Written instruction
Copy every line of the items below word for word, leaving out the pictures.

Spatial layout entries
====
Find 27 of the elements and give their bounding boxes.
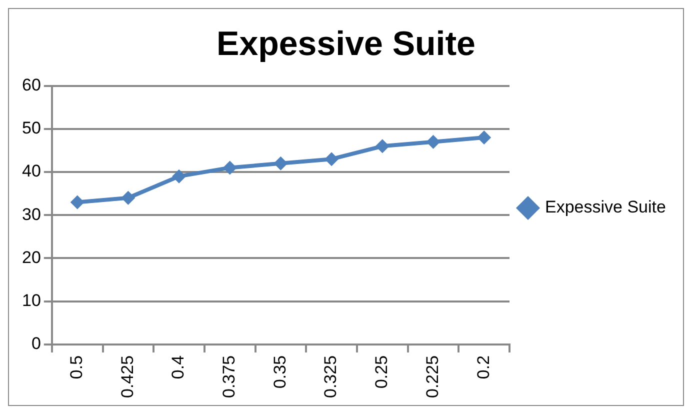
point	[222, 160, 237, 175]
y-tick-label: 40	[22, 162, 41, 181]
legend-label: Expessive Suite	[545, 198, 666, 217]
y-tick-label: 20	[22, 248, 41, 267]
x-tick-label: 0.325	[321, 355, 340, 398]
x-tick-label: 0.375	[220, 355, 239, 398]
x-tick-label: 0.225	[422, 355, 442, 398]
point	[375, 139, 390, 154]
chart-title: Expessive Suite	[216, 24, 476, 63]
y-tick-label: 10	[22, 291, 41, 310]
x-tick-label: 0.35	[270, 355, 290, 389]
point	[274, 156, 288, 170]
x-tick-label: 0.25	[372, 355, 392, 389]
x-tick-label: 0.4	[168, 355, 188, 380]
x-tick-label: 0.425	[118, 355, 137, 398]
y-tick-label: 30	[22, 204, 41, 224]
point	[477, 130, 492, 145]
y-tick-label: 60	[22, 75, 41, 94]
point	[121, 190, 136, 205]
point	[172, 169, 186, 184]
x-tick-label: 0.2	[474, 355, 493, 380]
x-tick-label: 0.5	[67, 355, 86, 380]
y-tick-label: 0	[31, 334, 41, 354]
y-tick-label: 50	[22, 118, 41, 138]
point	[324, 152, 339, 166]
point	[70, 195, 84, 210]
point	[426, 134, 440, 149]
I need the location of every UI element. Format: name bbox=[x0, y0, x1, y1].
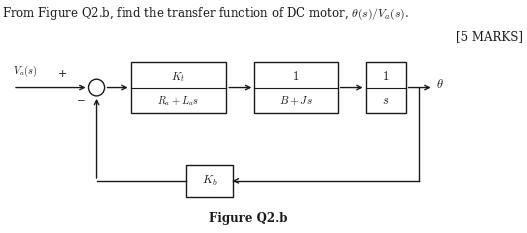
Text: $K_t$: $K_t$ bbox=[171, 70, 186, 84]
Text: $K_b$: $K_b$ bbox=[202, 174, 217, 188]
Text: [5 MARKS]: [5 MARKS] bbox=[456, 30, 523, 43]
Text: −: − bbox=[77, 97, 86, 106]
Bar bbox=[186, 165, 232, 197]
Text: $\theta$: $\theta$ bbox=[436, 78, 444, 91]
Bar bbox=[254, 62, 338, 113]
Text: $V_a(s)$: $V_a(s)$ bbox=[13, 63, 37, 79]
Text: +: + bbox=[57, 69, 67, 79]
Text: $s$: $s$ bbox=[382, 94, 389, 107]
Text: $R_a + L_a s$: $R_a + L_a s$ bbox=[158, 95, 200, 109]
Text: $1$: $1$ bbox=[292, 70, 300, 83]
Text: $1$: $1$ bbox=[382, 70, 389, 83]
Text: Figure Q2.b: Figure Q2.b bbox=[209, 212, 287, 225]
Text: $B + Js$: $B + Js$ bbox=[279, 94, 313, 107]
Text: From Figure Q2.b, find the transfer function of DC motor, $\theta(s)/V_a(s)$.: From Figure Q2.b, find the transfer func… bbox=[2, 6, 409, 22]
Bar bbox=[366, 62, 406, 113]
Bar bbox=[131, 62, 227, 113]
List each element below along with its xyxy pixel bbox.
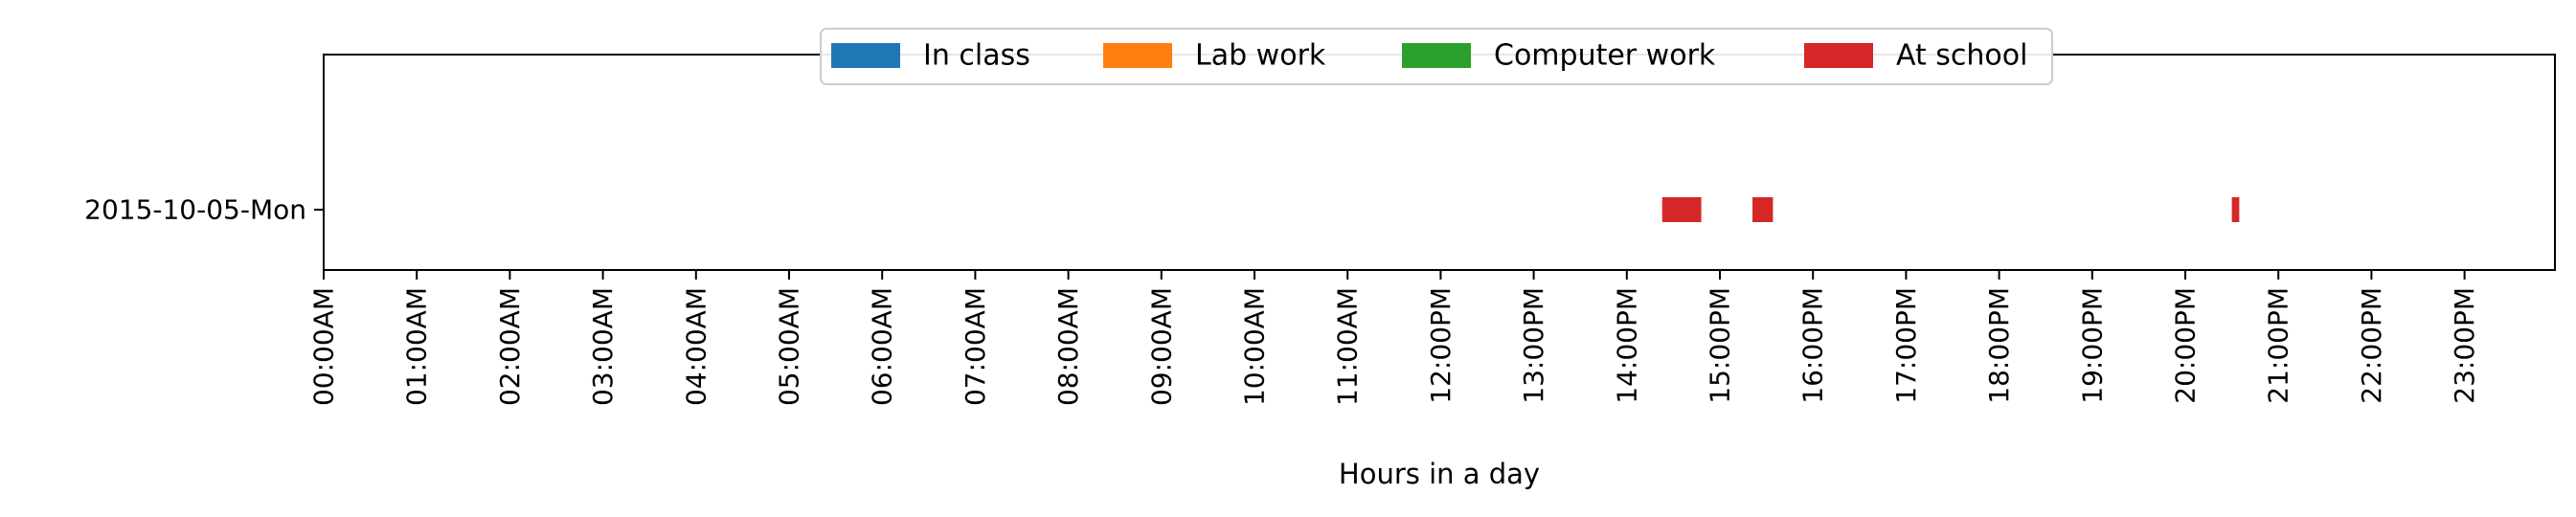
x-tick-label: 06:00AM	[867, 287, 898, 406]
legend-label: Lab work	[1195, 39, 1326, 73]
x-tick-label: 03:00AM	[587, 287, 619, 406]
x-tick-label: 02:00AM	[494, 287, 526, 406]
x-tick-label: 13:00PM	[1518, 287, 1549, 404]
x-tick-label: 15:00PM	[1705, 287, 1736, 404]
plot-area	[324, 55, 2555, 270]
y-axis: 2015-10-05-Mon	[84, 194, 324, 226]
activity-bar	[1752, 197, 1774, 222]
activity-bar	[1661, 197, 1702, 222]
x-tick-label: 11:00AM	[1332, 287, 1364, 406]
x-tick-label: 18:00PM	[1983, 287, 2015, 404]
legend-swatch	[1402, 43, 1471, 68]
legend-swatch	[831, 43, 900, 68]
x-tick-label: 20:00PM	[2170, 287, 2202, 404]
====
Task answer
Find 27 of the elements and give their bounding boxes.
point	[222, 160, 237, 175]
y-tick-label: 40	[22, 162, 41, 181]
legend-label: Expessive Suite	[545, 198, 666, 217]
y-tick-label: 20	[22, 248, 41, 267]
x-tick-label: 0.325	[321, 355, 340, 398]
x-tick-label: 0.375	[220, 355, 239, 398]
x-tick-label: 0.225	[422, 355, 442, 398]
point	[375, 139, 390, 154]
chart-title: Expessive Suite	[216, 24, 476, 63]
y-tick-label: 10	[22, 291, 41, 310]
x-tick-label: 0.35	[270, 355, 290, 389]
point	[274, 156, 288, 170]
x-tick-label: 0.25	[372, 355, 392, 389]
x-tick-label: 0.4	[168, 355, 188, 380]
x-tick-label: 0.425	[118, 355, 137, 398]
y-tick-label: 30	[22, 204, 41, 224]
point	[477, 130, 492, 145]
y-tick-label: 60	[22, 75, 41, 94]
point	[121, 190, 136, 205]
point	[172, 169, 186, 184]
x-tick-label: 0.2	[474, 355, 493, 380]
x-tick-label: 0.5	[67, 355, 86, 380]
y-tick-label: 0	[31, 334, 41, 354]
y-tick-label: 50	[22, 118, 41, 138]
point	[324, 152, 339, 166]
point	[70, 195, 84, 210]
point	[426, 134, 440, 149]
I need the location of every UI element. Format: name bbox=[x0, y0, x1, y1].
Text: $K_t$: $K_t$ bbox=[171, 70, 186, 84]
Text: $K_b$: $K_b$ bbox=[202, 174, 217, 188]
Text: [5 MARKS]: [5 MARKS] bbox=[456, 30, 523, 43]
Text: −: − bbox=[77, 97, 86, 106]
Bar bbox=[186, 165, 232, 197]
Text: $\theta$: $\theta$ bbox=[436, 78, 444, 91]
Bar bbox=[254, 62, 338, 113]
Text: $V_a(s)$: $V_a(s)$ bbox=[13, 63, 37, 79]
Text: +: + bbox=[57, 69, 67, 79]
Text: $s$: $s$ bbox=[382, 94, 389, 107]
Text: $R_a + L_a s$: $R_a + L_a s$ bbox=[158, 95, 200, 109]
Text: $1$: $1$ bbox=[292, 70, 300, 83]
Text: $1$: $1$ bbox=[382, 70, 389, 83]
Text: Figure Q2.b: Figure Q2.b bbox=[209, 212, 287, 225]
Text: $B + Js$: $B + Js$ bbox=[279, 94, 313, 107]
Text: From Figure Q2.b, find the transfer function of DC motor, $\theta(s)/V_a(s)$.: From Figure Q2.b, find the transfer func… bbox=[2, 6, 409, 22]
Bar bbox=[366, 62, 406, 113]
Bar bbox=[131, 62, 227, 113]
List each element below along with its xyxy pixel bbox.
x-tick-label: 06:00AM	[867, 287, 898, 406]
legend-label: Lab work	[1195, 39, 1326, 73]
x-tick-label: 03:00AM	[587, 287, 619, 406]
x-tick-label: 02:00AM	[494, 287, 526, 406]
x-tick-label: 13:00PM	[1518, 287, 1549, 404]
x-tick-label: 15:00PM	[1705, 287, 1736, 404]
plot-area	[324, 55, 2555, 270]
y-axis: 2015-10-05-Mon	[84, 194, 324, 226]
activity-bar	[1752, 197, 1774, 222]
activity-bar	[1661, 197, 1702, 222]
x-tick-label: 11:00AM	[1332, 287, 1364, 406]
x-tick-label: 18:00PM	[1983, 287, 2015, 404]
legend-swatch	[1402, 43, 1471, 68]
legend-swatch	[831, 43, 900, 68]
x-tick-label: 20:00PM	[2170, 287, 2202, 404]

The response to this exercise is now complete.